* GOAL OF THE EXERCISE
Report back each line of the records that contains the string "hove".

* DATASET RECORDS

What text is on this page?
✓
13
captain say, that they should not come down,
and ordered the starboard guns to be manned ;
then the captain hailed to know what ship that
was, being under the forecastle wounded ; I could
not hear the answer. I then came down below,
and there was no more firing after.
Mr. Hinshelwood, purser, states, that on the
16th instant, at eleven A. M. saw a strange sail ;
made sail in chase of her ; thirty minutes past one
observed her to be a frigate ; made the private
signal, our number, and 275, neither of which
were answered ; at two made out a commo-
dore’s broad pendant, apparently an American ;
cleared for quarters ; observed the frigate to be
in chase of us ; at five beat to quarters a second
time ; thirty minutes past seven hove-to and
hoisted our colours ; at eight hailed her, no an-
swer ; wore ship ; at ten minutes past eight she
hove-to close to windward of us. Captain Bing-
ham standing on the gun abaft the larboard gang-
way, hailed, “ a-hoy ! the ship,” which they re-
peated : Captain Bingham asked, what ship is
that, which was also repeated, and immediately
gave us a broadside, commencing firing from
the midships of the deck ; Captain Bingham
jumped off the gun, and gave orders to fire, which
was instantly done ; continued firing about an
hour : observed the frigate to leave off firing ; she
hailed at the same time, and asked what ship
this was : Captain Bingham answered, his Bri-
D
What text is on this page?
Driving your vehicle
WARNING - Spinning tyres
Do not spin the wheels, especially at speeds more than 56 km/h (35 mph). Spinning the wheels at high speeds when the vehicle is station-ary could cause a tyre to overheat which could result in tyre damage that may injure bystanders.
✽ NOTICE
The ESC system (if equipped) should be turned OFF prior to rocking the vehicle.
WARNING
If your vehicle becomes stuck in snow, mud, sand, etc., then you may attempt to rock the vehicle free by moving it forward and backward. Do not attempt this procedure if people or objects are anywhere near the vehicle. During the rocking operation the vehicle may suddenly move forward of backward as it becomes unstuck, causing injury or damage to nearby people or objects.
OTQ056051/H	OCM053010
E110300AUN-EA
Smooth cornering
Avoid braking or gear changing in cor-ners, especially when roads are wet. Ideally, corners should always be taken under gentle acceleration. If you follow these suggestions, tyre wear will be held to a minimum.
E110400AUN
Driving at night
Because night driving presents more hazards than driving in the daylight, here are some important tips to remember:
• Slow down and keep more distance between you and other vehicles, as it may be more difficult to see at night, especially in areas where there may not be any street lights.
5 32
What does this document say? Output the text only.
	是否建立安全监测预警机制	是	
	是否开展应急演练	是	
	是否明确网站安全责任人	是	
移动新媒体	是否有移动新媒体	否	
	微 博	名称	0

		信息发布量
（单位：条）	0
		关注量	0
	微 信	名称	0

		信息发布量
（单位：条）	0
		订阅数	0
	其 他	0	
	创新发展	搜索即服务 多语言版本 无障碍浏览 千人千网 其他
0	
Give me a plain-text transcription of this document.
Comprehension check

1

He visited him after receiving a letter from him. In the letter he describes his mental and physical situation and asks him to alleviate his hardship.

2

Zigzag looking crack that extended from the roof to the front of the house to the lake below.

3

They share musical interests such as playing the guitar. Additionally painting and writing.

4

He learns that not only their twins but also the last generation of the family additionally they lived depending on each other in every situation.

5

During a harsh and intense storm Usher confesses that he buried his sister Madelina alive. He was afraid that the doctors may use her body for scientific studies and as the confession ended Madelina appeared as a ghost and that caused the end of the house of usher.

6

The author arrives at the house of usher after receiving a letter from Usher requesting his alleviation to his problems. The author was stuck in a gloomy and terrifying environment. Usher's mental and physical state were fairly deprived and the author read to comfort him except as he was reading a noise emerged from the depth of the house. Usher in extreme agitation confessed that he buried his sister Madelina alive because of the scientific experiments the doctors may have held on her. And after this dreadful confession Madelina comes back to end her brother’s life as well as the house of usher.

* RESPONSE FOR THIS EXERCISE
time ; thirty minutes past seven hove-to and
hove-to close to windward of us. Captain Bing-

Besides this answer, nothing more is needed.